Source data
◇ ◇ ◇ ◇ ◇
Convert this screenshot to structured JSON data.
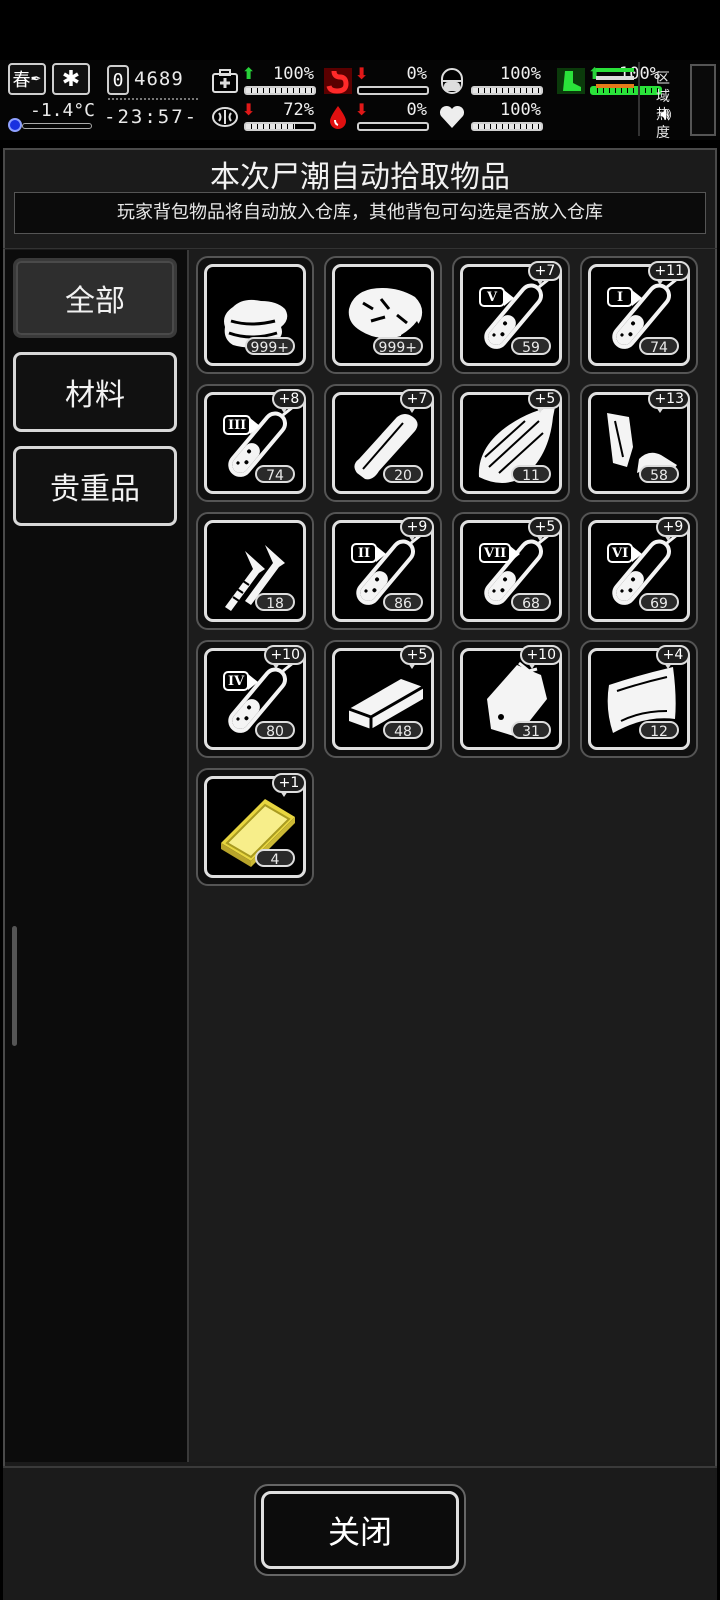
{
  "hud": {
    "season": "春",
    "temperature": "-1.4°C",
    "day_counter": "0",
    "money": "4689",
    "clock": "-23:57-",
    "stats": [
      {
        "icon": "medkit-icon",
        "trend": "up",
        "value": "100%",
        "fill": 1.0
      },
      {
        "icon": "brain-icon",
        "trend": "down",
        "value": "72%",
        "fill": 0.72
      },
      {
        "icon": "stomach-icon",
        "trend": "down",
        "value": "0%",
        "fill": 0.0
      },
      {
        "icon": "blood-drop-icon",
        "trend": "down",
        "value": "0%",
        "fill": 0.0
      },
      {
        "icon": "pill-icon",
        "trend": "none",
        "value": "100%",
        "fill": 1.0
      },
      {
        "icon": "heart-icon",
        "trend": "none",
        "value": "100%",
        "fill": 1.0
      },
      {
        "icon": "boot-icon",
        "trend": "up",
        "value": "100%",
        "fill": 1.0
      }
    ],
    "zone_heat_label": "区域热度"
  },
  "dialog": {
    "title": "本次尸潮自动拾取物品",
    "subtitle": "玩家背包物品将自动放入仓库，其他背包可勾选是否放入仓库",
    "tabs": [
      "全部",
      "材料",
      "贵重品"
    ],
    "active_tab": "全部",
    "close_label": "关闭"
  },
  "items": [
    {
      "name": "cloth",
      "icon": "cloth-icon",
      "count": "999+",
      "badge": ""
    },
    {
      "name": "meat",
      "icon": "meat-icon",
      "count": "999+",
      "badge": ""
    },
    {
      "name": "reagent-v",
      "icon": "test-tube-icon",
      "roman": "V",
      "count": "59",
      "badge": "+7"
    },
    {
      "name": "reagent-i",
      "icon": "test-tube-icon",
      "roman": "I",
      "count": "74",
      "badge": "+11"
    },
    {
      "name": "reagent-iii",
      "icon": "test-tube-icon",
      "roman": "III",
      "count": "74",
      "badge": "+8"
    },
    {
      "name": "bone",
      "icon": "bone-icon",
      "count": "20",
      "badge": "+7"
    },
    {
      "name": "wood-plank",
      "icon": "wood-plank-icon",
      "count": "11",
      "badge": "+5"
    },
    {
      "name": "scrap-metal",
      "icon": "scrap-metal-icon",
      "count": "58",
      "badge": "+13"
    },
    {
      "name": "nails",
      "icon": "nails-icon",
      "count": "18",
      "badge": ""
    },
    {
      "name": "reagent-ii",
      "icon": "test-tube-icon",
      "roman": "II",
      "count": "86",
      "badge": "+9"
    },
    {
      "name": "reagent-vii",
      "icon": "test-tube-icon",
      "roman": "VII",
      "count": "68",
      "badge": "+5"
    },
    {
      "name": "reagent-vi",
      "icon": "test-tube-icon",
      "roman": "VI",
      "count": "69",
      "badge": "+9"
    },
    {
      "name": "reagent-iv",
      "icon": "test-tube-icon",
      "roman": "IV",
      "count": "80",
      "badge": "+10"
    },
    {
      "name": "brick",
      "icon": "brick-icon",
      "count": "48",
      "badge": "+5"
    },
    {
      "name": "metal-sheet",
      "icon": "metal-sheet-icon",
      "count": "31",
      "badge": "+10"
    },
    {
      "name": "leather",
      "icon": "leather-icon",
      "count": "12",
      "badge": "+4"
    },
    {
      "name": "gold-plate",
      "icon": "gold-plate-icon",
      "count": "4",
      "badge": "+1"
    }
  ]
}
◇ ◇ ◇ ◇ ◇
**Written problem**
Output each line exactly; omit every picture.

**Final result**
Convert this screenshot to structured JSON data.
{
  "hud": {
    "season": "春",
    "temperature": "-1.4°C",
    "day_counter": "0",
    "money": "4689",
    "clock": "-23:57-",
    "stats": [
      {
        "icon": "medkit-icon",
        "trend": "up",
        "value": "100%",
        "fill": 1.0
      },
      {
        "icon": "brain-icon",
        "trend": "down",
        "value": "72%",
        "fill": 0.72
      },
      {
        "icon": "stomach-icon",
        "trend": "down",
        "value": "0%",
        "fill": 0.0
      },
      {
        "icon": "blood-drop-icon",
        "trend": "down",
        "value": "0%",
        "fill": 0.0
      },
      {
        "icon": "pill-icon",
        "trend": "none",
        "value": "100%",
        "fill": 1.0
      },
      {
        "icon": "heart-icon",
        "trend": "none",
        "value": "100%",
        "fill": 1.0
      },
      {
        "icon": "boot-icon",
        "trend": "up",
        "value": "100%",
        "fill": 1.0
      }
    ],
    "zone_heat_label": "区域热度"
  },
  "dialog": {
    "title": "本次尸潮自动拾取物品",
    "subtitle": "玩家背包物品将自动放入仓库，其他背包可勾选是否放入仓库",
    "tabs": [
      "全部",
      "材料",
      "贵重品"
    ],
    "active_tab": "全部",
    "close_label": "关闭"
  },
  "items": [
    {
      "name": "cloth",
      "icon": "cloth-icon",
      "count": "999+",
      "badge": ""
    },
    {
      "name": "meat",
      "icon": "meat-icon",
      "count": "999+",
      "badge": ""
    },
    {
      "name": "reagent-v",
      "icon": "test-tube-icon",
      "roman": "V",
      "count": "59",
      "badge": "+7"
    },
    {
      "name": "reagent-i",
      "icon": "test-tube-icon",
      "roman": "I",
      "count": "74",
      "badge": "+11"
    },
    {
      "name": "reagent-iii",
      "icon": "test-tube-icon",
      "roman": "III",
      "count": "74",
      "badge": "+8"
    },
    {
      "name": "bone",
      "icon": "bone-icon",
      "count": "20",
      "badge": "+7"
    },
    {
      "name": "wood-plank",
      "icon": "wood-plank-icon",
      "count": "11",
      "badge": "+5"
    },
    {
      "name": "scrap-metal",
      "icon": "scrap-metal-icon",
      "count": "58",
      "badge": "+13"
    },
    {
      "name": "nails",
      "icon": "nails-icon",
      "count": "18",
      "badge": ""
    },
    {
      "name": "reagent-ii",
      "icon": "test-tube-icon",
      "roman": "II",
      "count": "86",
      "badge": "+9"
    },
    {
      "name": "reagent-vii",
      "icon": "test-tube-icon",
      "roman": "VII",
      "count": "68",
      "badge": "+5"
    },
    {
      "name": "reagent-vi",
      "icon": "test-tube-icon",
      "roman": "VI",
      "count": "69",
      "badge": "+9"
    },
    {
      "name": "reagent-iv",
      "icon": "test-tube-icon",
      "roman": "IV",
      "count": "80",
      "badge": "+10"
    },
    {
      "name": "brick",
      "icon": "brick-icon",
      "count": "48",
      "badge": "+5"
    },
    {
      "name": "metal-sheet",
      "icon": "metal-sheet-icon",
      "count": "31",
      "badge": "+10"
    },
    {
      "name": "leather",
      "icon": "leather-icon",
      "count": "12",
      "badge": "+4"
    },
    {
      "name": "gold-plate",
      "icon": "gold-plate-icon",
      "count": "4",
      "badge": "+1"
    }
  ]
}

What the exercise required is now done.